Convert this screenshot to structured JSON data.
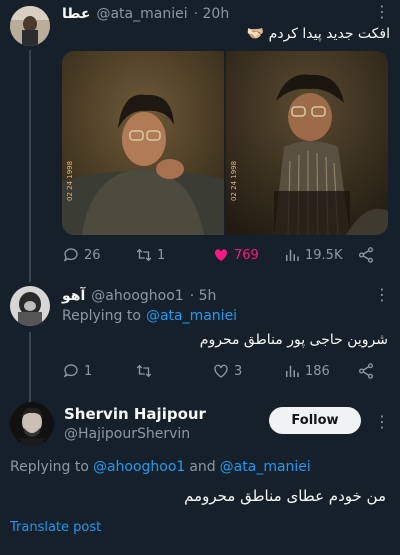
{
  "tweet1": {
    "display_name": "عطا",
    "handle": "@ata_maniei",
    "time": "· 20h",
    "text": "افکت جدید پیدا کردم 🫱🏻‍🫲🏼",
    "photo_stamp_left": "02 24 1998",
    "photo_stamp_right": "02 24 1998",
    "replies": "26",
    "retweets": "1",
    "likes": "769",
    "views": "19.5K"
  },
  "tweet2": {
    "display_name": "آهو",
    "handle": "@ahooghoo1",
    "time": "· 5h",
    "replying_label": "Replying to",
    "replying_to": "@ata_maniei",
    "text": "شروین حاجی پور مناطق محروم",
    "replies": "1",
    "likes": "3",
    "views": "186"
  },
  "tweet3": {
    "display_name": "Shervin Hajipour",
    "handle": "@HajipourShervin",
    "follow_label": "Follow",
    "replying_label": "Replying to",
    "replying_to_1": "@ahooghoo1",
    "and": "and",
    "replying_to_2": "@ata_maniei",
    "text": "من خودم عطای مناطق محرومم",
    "translate": "Translate post"
  },
  "colors": {
    "background": "#15202b",
    "accent": "#1d9bf0",
    "like": "#f91880",
    "muted": "#8b98a5"
  }
}
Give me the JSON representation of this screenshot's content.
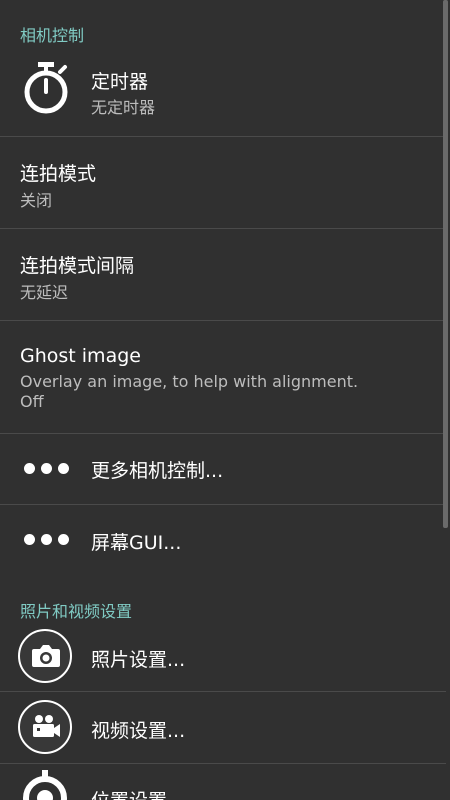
{
  "sections": {
    "camera_controls": "相机控制",
    "photo_video": "照片和视频设置"
  },
  "prefs": {
    "timer": {
      "title": "定时器",
      "summary": "无定时器",
      "icon": "stopwatch-icon"
    },
    "burst_mode": {
      "title": "连拍模式",
      "summary": "关闭"
    },
    "burst_interval": {
      "title": "连拍模式间隔",
      "summary": "无延迟"
    },
    "ghost_image": {
      "title": "Ghost image",
      "summary": "Overlay an image, to help with alignment.",
      "value": "Off"
    },
    "more_camera_controls": {
      "title": "更多相机控制...",
      "icon": "more-dots-icon"
    },
    "screen_gui": {
      "title": "屏幕GUI...",
      "icon": "more-dots-icon"
    },
    "photo_settings": {
      "title": "照片设置...",
      "icon": "camera-icon"
    },
    "video_settings": {
      "title": "视频设置...",
      "icon": "video-camera-icon"
    },
    "location_settings": {
      "title": "位置设置...",
      "icon": "location-icon"
    }
  },
  "colors": {
    "background": "#303030",
    "section_header": "#80cbc4",
    "divider": "#4a4a4a",
    "summary": "#bdbdbd"
  }
}
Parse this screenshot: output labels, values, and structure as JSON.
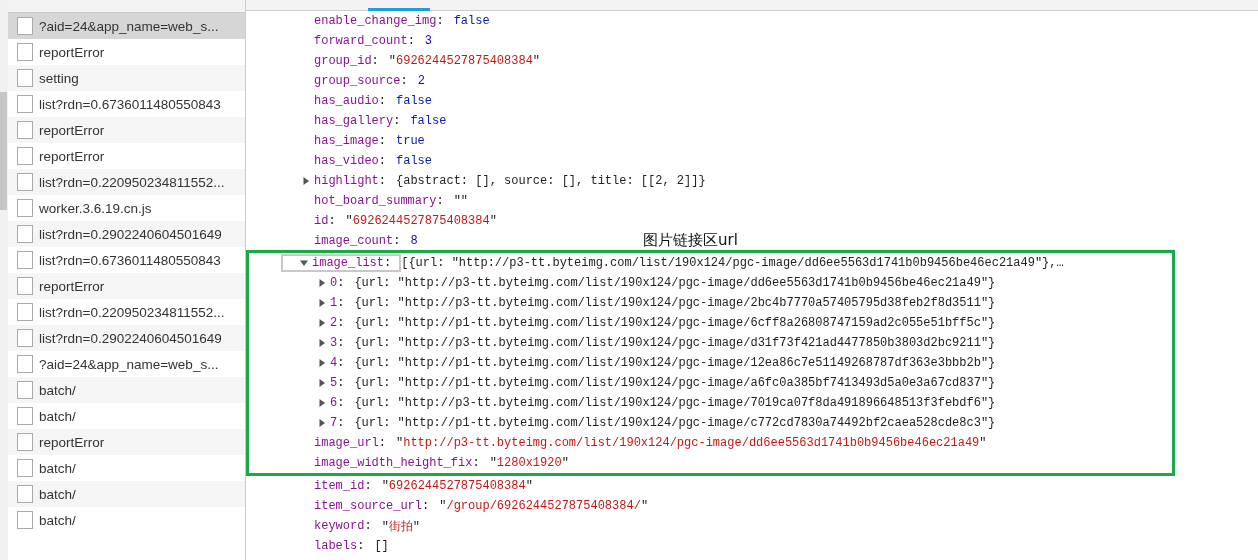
{
  "requests": [
    {
      "name": "?aid=24&app_name=web_s...",
      "selected": true
    },
    {
      "name": "reportError",
      "selected": false
    },
    {
      "name": "setting",
      "selected": false
    },
    {
      "name": "list?rdn=0.6736011480550843",
      "selected": false
    },
    {
      "name": "reportError",
      "selected": false
    },
    {
      "name": "reportError",
      "selected": false
    },
    {
      "name": "list?rdn=0.220950234811552...",
      "selected": false
    },
    {
      "name": "worker.3.6.19.cn.js",
      "selected": false
    },
    {
      "name": "list?rdn=0.2902240604501649",
      "selected": false
    },
    {
      "name": "list?rdn=0.6736011480550843",
      "selected": false
    },
    {
      "name": "reportError",
      "selected": false
    },
    {
      "name": "list?rdn=0.220950234811552...",
      "selected": false
    },
    {
      "name": "list?rdn=0.2902240604501649",
      "selected": false
    },
    {
      "name": "?aid=24&app_name=web_s...",
      "selected": false
    },
    {
      "name": "batch/",
      "selected": false
    },
    {
      "name": "batch/",
      "selected": false
    },
    {
      "name": "reportError",
      "selected": false
    },
    {
      "name": "batch/",
      "selected": false
    },
    {
      "name": "batch/",
      "selected": false
    },
    {
      "name": "batch/",
      "selected": false
    }
  ],
  "preview": {
    "properties_before": [
      {
        "key": "enable_change_img:",
        "value": "false",
        "kind": "boolean"
      },
      {
        "key": "forward_count:",
        "value": "3",
        "kind": "number"
      },
      {
        "key": "group_id:",
        "value": "\"6926244527875408384\"",
        "kind": "string"
      },
      {
        "key": "group_source:",
        "value": "2",
        "kind": "number"
      },
      {
        "key": "has_audio:",
        "value": "false",
        "kind": "boolean"
      },
      {
        "key": "has_gallery:",
        "value": "false",
        "kind": "boolean"
      },
      {
        "key": "has_image:",
        "value": "true",
        "kind": "boolean"
      },
      {
        "key": "has_video:",
        "value": "false",
        "kind": "boolean"
      },
      {
        "key": "highlight:",
        "value": "{abstract: [], source: [], title: [[2, 2]]}",
        "kind": "preview",
        "expanded": false
      },
      {
        "key": "hot_board_summary:",
        "value": "\"\"",
        "kind": "preview"
      },
      {
        "key": "id:",
        "value": "\"6926244527875408384\"",
        "kind": "string"
      },
      {
        "key": "image_count:",
        "value": "8",
        "kind": "number"
      }
    ],
    "annotation": {
      "label": "图片链接区url",
      "properties": [
        {
          "key": "image_list:",
          "value": "[{url: \"http://p3-tt.byteimg.com/list/190x124/pgc-image/dd6ee5563d1741b0b9456be46ec21a49\"},…",
          "kind": "preview",
          "expanded": true,
          "focused": true,
          "children": [
            {
              "key": "0:",
              "value": "{url: \"http://p3-tt.byteimg.com/list/190x124/pgc-image/dd6ee5563d1741b0b9456be46ec21a49\"}",
              "kind": "preview",
              "expanded": false
            },
            {
              "key": "1:",
              "value": "{url: \"http://p3-tt.byteimg.com/list/190x124/pgc-image/2bc4b7770a57405795d38feb2f8d3511\"}",
              "kind": "preview",
              "expanded": false
            },
            {
              "key": "2:",
              "value": "{url: \"http://p1-tt.byteimg.com/list/190x124/pgc-image/6cff8a26808747159ad2c055e51bff5c\"}",
              "kind": "preview",
              "expanded": false
            },
            {
              "key": "3:",
              "value": "{url: \"http://p3-tt.byteimg.com/list/190x124/pgc-image/d31f73f421ad4477850b3803d2bc9211\"}",
              "kind": "preview",
              "expanded": false
            },
            {
              "key": "4:",
              "value": "{url: \"http://p1-tt.byteimg.com/list/190x124/pgc-image/12ea86c7e51149268787df363e3bbb2b\"}",
              "kind": "preview",
              "expanded": false
            },
            {
              "key": "5:",
              "value": "{url: \"http://p1-tt.byteimg.com/list/190x124/pgc-image/a6fc0a385bf7413493d5a0e3a67cd837\"}",
              "kind": "preview",
              "expanded": false
            },
            {
              "key": "6:",
              "value": "{url: \"http://p3-tt.byteimg.com/list/190x124/pgc-image/7019ca07f8da491896648513f3febdf6\"}",
              "kind": "preview",
              "expanded": false
            },
            {
              "key": "7:",
              "value": "{url: \"http://p1-tt.byteimg.com/list/190x124/pgc-image/c772cd7830a74492bf2caea528cde8c3\"}",
              "kind": "preview",
              "expanded": false
            }
          ]
        },
        {
          "key": "image_url:",
          "value": "\"http://p3-tt.byteimg.com/list/190x124/pgc-image/dd6ee5563d1741b0b9456be46ec21a49\"",
          "kind": "string"
        },
        {
          "key": "image_width_height_fix:",
          "value": "\"1280x1920\"",
          "kind": "string"
        }
      ]
    },
    "properties_after": [
      {
        "key": "item_id:",
        "value": "\"6926244527875408384\"",
        "kind": "string"
      },
      {
        "key": "item_source_url:",
        "value": "\"/group/6926244527875408384/\"",
        "kind": "string"
      },
      {
        "key": "keyword:",
        "value": "\"街拍\"",
        "kind": "string"
      },
      {
        "key": "labels:",
        "value": "[]",
        "kind": "preview"
      }
    ]
  }
}
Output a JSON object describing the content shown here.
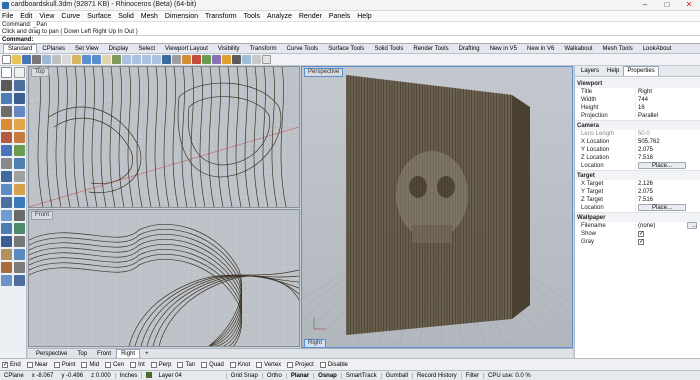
{
  "window": {
    "title": "cardboardskull.3dm (92871 KB) - Rhinoceros (Beta) (64-bit)",
    "min": "–",
    "max": "□",
    "close": "✕"
  },
  "menu": [
    "File",
    "Edit",
    "View",
    "Curve",
    "Surface",
    "Solid",
    "Mesh",
    "Dimension",
    "Transform",
    "Tools",
    "Analyze",
    "Render",
    "Panels",
    "Help"
  ],
  "command": {
    "history": [
      "Command: _Pan",
      "Click and drag to pan ( Down  Left  Right  Up  In  Out )"
    ],
    "prompt_label": "Command:",
    "value": ""
  },
  "toolbar_tabs": [
    "Standard",
    "CPlanes",
    "Set View",
    "Display",
    "Select",
    "Viewport Layout",
    "Visibility",
    "Transform",
    "Curve Tools",
    "Surface Tools",
    "Solid Tools",
    "Render Tools",
    "Drafting",
    "New in V5",
    "New in V6",
    "Walkabout",
    "Mesh Tools",
    "LookAbout"
  ],
  "toolbar_tabs_active": 0,
  "viewports": {
    "top": "Top",
    "front": "Front",
    "perspective": "Perspective",
    "right": "Right"
  },
  "viewport_tabs": [
    "Perspective",
    "Top",
    "Front",
    "Right",
    "+"
  ],
  "viewport_tabs_active": 3,
  "panel_tabs": [
    "Layers",
    "Help",
    "Properties"
  ],
  "panel_tabs_active": 2,
  "properties": {
    "viewport_title": "Viewport",
    "title_k": "Title",
    "title_v": "Right",
    "width_k": "Width",
    "width_v": "744",
    "height_k": "Height",
    "height_v": "16",
    "projection_k": "Projection",
    "projection_v": "Parallel",
    "camera_title": "Camera",
    "lens_k": "Lens Length",
    "lens_v": "50.0",
    "x_k": "X Location",
    "x_v": "505.762",
    "y_k": "Y Location",
    "y_v": "2.075",
    "z_k": "Z Location",
    "z_v": "7.516",
    "loc_k": "Location",
    "place_btn": "Place...",
    "target_title": "Target",
    "tx_k": "X Target",
    "tx_v": "2.126",
    "ty_k": "Y Target",
    "ty_v": "2.075",
    "tz_k": "Z Target",
    "tz_v": "7.516",
    "tloc_k": "Location",
    "tplace_btn": "Place...",
    "wallpaper_title": "Wallpaper",
    "filename_k": "Filename",
    "filename_v": "(none)",
    "filename_btn": "...",
    "show_k": "Show",
    "gray_k": "Gray"
  },
  "osnap": [
    {
      "label": "End",
      "checked": true
    },
    {
      "label": "Near",
      "checked": false
    },
    {
      "label": "Point",
      "checked": false
    },
    {
      "label": "Mid",
      "checked": false
    },
    {
      "label": "Cen",
      "checked": false
    },
    {
      "label": "Int",
      "checked": false
    },
    {
      "label": "Perp",
      "checked": false
    },
    {
      "label": "Tan",
      "checked": false
    },
    {
      "label": "Quad",
      "checked": false
    },
    {
      "label": "Knot",
      "checked": false
    },
    {
      "label": "Vertex",
      "checked": false
    },
    {
      "label": "Project",
      "checked": false
    },
    {
      "label": "Disable",
      "checked": false
    }
  ],
  "status": {
    "cplane": "CPlane",
    "x": "x -8.067",
    "y": "y -0.496",
    "z": "z 0.000",
    "units": "Inches",
    "layer": "Layer 04",
    "gridsnap": "Grid Snap",
    "ortho": "Ortho",
    "planar": "Planar",
    "osnap": "Osnap",
    "smarttrack": "SmartTrack",
    "gumball": "Gumball",
    "record": "Record History",
    "filter": "Filter",
    "cpu": "CPU use: 0.0 %"
  },
  "colors": {
    "accent": "#5b8fd1",
    "curve": "#3e3526",
    "layer": "#4a6b2a"
  }
}
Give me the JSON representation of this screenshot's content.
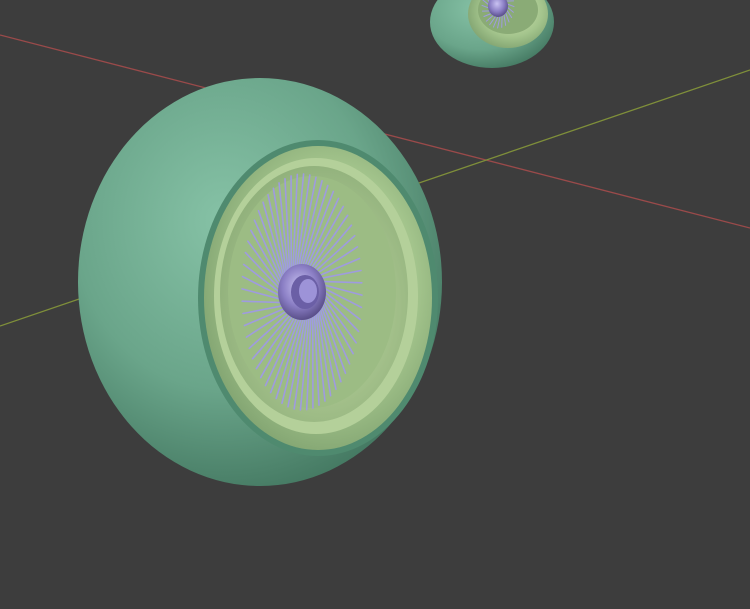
{
  "viewport": {
    "background_color": "#3d3d3d",
    "x_axis_color": "#9a4a4a",
    "y_axis_color": "#7f8f3a"
  },
  "wheel_colors": {
    "tire": "#6aa58a",
    "tire_shadow": "#3c6f59",
    "rim": "#a3c48c",
    "rim_shadow": "#6f9262",
    "spoke": "#9f9be0",
    "hub": "#8a7ec4"
  }
}
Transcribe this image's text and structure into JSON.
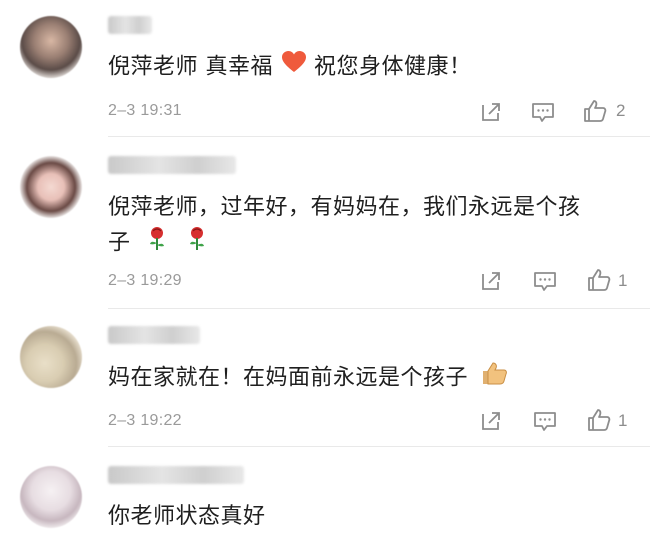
{
  "comments": [
    {
      "text_parts": [
        "倪萍老师 真幸福 ",
        " 祝您身体健康！"
      ],
      "inline_icon": "heart-emoji",
      "time": "2–3 19:31",
      "likes": "2"
    },
    {
      "text_line1": "倪萍老师，过年好，有妈妈在，我们永远是个孩",
      "text_line2": "子",
      "inline_icons": [
        "rose-emoji",
        "rose-emoji"
      ],
      "time": "2–3 19:29",
      "likes": "1"
    },
    {
      "text": "妈在家就在！在妈面前永远是个孩子",
      "inline_icon": "thumbs-up-emoji",
      "time": "2–3 19:22",
      "likes": "1"
    },
    {
      "text": "你老师状态真好"
    }
  ],
  "colors": {
    "text": "#1f1f1f",
    "meta": "#9a9a9a",
    "icon": "#8d8d8d",
    "heart": "#ef5a3c",
    "rose": "#d62f2f"
  }
}
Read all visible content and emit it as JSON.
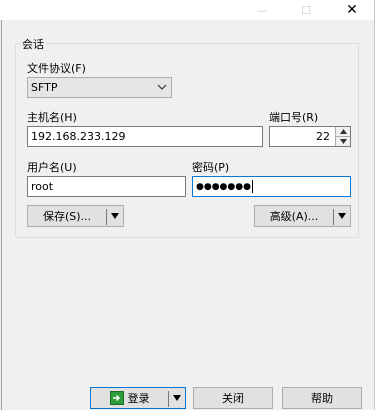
{
  "window": {
    "controls": {
      "minimize": "—",
      "maximize": "☐",
      "close": "✕"
    }
  },
  "session": {
    "group_title": "会话",
    "protocol": {
      "label": "文件协议(F)",
      "value": "SFTP"
    },
    "host": {
      "label": "主机名(H)",
      "value": "192.168.233.129"
    },
    "port": {
      "label": "端口号(R)",
      "value": "22"
    },
    "user": {
      "label": "用户名(U)",
      "value": "root"
    },
    "password": {
      "label": "密码(P)",
      "value": "●●●●●●●"
    },
    "save_button": "保存(S)...",
    "advanced_button": "高级(A)..."
  },
  "footer": {
    "login_button": "登录",
    "close_button": "关闭",
    "help_button": "帮助"
  }
}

•••••

◆ Required work ◆
Everything from the line that contains "Read all visible content and emit it as JSON." to the final line of the data is to be duplicated exactly, both ends included, except the pictures.

◆ Response to this exercise ◆
Read all visible content and emit it as JSON.
{
  "window": {
    "controls": {
      "minimize": "—",
      "maximize": "☐",
      "close": "✕"
    }
  },
  "session": {
    "group_title": "会话",
    "protocol": {
      "label": "文件协议(F)",
      "value": "SFTP"
    },
    "host": {
      "label": "主机名(H)",
      "value": "192.168.233.129"
    },
    "port": {
      "label": "端口号(R)",
      "value": "22"
    },
    "user": {
      "label": "用户名(U)",
      "value": "root"
    },
    "password": {
      "label": "密码(P)",
      "value": "●●●●●●●"
    },
    "save_button": "保存(S)...",
    "advanced_button": "高级(A)..."
  },
  "footer": {
    "login_button": "登录",
    "close_button": "关闭",
    "help_button": "帮助"
  }
}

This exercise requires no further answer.